━━ PROVIDED INFORMATION ━━
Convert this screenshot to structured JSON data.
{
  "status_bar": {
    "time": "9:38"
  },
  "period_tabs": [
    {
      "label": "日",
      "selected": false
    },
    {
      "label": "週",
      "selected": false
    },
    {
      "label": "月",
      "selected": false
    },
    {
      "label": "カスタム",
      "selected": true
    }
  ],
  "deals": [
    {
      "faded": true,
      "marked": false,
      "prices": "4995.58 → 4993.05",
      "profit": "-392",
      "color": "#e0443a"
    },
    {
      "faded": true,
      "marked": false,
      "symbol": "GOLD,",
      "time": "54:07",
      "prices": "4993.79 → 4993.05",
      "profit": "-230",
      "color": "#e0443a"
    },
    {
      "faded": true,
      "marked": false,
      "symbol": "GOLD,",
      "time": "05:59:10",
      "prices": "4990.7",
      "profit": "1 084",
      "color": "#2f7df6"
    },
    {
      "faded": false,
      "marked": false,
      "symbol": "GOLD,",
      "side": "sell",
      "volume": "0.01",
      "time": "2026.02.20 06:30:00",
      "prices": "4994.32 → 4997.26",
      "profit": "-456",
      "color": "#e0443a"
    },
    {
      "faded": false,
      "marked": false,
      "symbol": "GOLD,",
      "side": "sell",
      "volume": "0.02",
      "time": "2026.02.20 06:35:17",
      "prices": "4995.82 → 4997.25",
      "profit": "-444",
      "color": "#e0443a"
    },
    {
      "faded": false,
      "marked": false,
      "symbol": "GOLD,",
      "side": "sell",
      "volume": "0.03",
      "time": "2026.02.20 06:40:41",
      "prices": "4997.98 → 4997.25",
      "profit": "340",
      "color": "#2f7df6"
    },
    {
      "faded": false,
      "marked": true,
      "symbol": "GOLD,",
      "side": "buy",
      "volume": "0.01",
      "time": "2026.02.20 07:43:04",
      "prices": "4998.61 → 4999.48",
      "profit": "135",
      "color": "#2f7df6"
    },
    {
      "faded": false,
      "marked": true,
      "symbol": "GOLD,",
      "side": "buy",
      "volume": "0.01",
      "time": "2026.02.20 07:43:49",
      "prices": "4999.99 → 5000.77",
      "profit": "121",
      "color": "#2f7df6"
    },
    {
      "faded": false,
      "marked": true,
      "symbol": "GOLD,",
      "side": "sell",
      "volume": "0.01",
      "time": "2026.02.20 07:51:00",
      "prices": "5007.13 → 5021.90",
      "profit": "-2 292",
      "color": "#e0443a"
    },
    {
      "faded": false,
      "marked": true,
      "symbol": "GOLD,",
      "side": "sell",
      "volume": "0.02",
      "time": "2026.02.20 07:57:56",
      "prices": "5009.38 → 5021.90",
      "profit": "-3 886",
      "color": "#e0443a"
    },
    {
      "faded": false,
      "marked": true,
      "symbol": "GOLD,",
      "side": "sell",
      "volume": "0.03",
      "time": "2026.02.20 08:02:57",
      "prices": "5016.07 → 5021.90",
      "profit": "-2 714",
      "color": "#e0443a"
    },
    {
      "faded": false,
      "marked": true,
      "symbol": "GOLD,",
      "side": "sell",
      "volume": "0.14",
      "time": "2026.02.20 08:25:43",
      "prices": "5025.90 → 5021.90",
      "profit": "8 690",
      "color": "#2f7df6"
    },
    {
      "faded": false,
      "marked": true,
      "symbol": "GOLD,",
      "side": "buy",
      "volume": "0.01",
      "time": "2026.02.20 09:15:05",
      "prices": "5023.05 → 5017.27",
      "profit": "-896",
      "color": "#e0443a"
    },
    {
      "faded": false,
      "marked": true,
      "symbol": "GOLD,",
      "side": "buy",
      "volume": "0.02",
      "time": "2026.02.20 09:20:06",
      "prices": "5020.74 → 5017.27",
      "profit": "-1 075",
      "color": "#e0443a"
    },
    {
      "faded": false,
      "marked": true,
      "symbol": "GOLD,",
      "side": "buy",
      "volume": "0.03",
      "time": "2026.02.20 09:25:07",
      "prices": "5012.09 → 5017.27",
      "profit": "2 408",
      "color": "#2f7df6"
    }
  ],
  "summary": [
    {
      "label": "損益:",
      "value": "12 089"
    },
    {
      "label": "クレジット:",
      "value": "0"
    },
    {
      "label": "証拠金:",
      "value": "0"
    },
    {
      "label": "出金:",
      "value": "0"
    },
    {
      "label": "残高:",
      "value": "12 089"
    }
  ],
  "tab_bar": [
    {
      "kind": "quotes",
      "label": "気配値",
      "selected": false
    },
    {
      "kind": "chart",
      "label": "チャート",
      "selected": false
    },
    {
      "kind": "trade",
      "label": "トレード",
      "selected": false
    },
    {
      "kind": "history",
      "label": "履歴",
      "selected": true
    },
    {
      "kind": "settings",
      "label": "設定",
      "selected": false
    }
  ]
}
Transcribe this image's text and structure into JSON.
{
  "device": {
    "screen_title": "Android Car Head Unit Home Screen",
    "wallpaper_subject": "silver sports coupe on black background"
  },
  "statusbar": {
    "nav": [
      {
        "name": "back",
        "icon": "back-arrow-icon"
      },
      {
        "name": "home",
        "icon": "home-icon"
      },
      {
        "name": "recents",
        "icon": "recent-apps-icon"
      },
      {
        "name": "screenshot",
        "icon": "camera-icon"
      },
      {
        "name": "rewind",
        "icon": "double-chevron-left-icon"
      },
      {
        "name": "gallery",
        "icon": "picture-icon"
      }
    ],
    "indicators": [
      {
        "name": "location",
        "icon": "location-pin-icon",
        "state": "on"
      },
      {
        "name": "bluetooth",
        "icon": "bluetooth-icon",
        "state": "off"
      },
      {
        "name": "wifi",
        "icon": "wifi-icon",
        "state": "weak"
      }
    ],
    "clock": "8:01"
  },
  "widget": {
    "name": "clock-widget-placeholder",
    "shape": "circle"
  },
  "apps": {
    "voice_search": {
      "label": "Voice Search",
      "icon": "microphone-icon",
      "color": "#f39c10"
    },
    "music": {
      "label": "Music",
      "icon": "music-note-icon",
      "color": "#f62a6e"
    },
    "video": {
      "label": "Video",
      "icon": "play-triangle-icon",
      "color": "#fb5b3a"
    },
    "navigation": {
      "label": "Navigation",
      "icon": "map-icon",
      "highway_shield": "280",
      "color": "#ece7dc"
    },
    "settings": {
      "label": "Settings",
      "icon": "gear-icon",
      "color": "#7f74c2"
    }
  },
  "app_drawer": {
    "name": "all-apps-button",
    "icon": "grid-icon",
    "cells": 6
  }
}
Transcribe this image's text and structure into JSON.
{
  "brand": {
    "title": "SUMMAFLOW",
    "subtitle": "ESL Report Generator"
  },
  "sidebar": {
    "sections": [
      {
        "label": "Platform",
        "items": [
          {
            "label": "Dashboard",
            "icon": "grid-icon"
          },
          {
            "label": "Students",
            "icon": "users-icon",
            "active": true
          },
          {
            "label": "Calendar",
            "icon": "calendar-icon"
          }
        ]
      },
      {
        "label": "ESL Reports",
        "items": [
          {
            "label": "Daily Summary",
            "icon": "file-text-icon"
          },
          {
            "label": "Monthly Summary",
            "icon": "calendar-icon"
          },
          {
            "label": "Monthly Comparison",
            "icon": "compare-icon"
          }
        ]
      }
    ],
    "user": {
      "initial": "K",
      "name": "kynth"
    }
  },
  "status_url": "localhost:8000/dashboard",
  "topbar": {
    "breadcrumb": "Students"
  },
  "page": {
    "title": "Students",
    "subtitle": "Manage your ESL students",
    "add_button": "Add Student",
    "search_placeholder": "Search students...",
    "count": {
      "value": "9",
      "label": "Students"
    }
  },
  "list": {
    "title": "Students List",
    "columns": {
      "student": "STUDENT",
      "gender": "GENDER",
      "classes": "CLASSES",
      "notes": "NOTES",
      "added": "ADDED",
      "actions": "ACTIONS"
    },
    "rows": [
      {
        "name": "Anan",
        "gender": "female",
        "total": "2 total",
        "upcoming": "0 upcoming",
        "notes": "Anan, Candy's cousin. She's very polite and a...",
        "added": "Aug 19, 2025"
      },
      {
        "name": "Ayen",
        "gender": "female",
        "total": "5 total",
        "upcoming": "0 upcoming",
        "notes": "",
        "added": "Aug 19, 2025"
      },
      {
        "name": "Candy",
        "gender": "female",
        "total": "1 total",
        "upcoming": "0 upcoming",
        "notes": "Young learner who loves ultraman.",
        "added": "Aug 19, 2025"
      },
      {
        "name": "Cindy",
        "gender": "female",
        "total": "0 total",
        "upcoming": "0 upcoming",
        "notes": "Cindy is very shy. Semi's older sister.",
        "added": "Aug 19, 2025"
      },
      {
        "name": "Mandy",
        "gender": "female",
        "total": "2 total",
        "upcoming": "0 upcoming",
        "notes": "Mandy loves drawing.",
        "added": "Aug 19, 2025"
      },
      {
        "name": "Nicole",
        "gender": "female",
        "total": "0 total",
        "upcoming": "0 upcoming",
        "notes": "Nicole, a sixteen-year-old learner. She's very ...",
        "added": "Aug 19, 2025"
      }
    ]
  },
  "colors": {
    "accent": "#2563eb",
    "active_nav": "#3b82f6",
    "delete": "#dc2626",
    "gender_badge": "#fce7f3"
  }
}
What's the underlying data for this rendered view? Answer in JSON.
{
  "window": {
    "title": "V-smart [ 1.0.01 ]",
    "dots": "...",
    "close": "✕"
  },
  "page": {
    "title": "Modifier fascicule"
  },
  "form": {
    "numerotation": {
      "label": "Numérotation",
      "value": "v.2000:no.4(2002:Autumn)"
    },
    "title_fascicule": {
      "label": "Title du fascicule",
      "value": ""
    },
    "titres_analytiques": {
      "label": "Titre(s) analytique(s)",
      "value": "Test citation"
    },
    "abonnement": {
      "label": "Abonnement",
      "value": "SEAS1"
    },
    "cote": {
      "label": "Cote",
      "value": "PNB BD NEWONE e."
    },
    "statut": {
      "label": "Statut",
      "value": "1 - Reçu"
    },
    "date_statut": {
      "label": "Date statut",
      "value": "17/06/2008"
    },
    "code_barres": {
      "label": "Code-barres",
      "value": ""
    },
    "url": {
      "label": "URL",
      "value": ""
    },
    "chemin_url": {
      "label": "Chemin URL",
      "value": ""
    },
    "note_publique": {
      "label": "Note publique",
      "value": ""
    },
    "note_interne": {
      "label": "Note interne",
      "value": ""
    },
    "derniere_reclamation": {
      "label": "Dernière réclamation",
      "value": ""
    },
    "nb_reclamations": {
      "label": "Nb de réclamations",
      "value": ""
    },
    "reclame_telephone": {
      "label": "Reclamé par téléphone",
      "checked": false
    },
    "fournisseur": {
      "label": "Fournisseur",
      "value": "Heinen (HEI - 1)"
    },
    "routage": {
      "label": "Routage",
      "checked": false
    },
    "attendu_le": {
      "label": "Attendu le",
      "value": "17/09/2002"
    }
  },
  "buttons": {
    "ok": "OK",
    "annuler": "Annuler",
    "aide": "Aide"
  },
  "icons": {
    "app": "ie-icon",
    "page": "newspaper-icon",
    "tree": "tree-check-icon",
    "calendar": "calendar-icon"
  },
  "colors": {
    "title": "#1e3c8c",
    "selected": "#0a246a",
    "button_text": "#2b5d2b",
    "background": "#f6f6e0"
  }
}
━━━
Select and copy every line of the listing with the word "apps".

WRITTEN SOLUTION >>
        "icon": "recent-apps-icon"
  "apps": {
    "name": "all-apps-button",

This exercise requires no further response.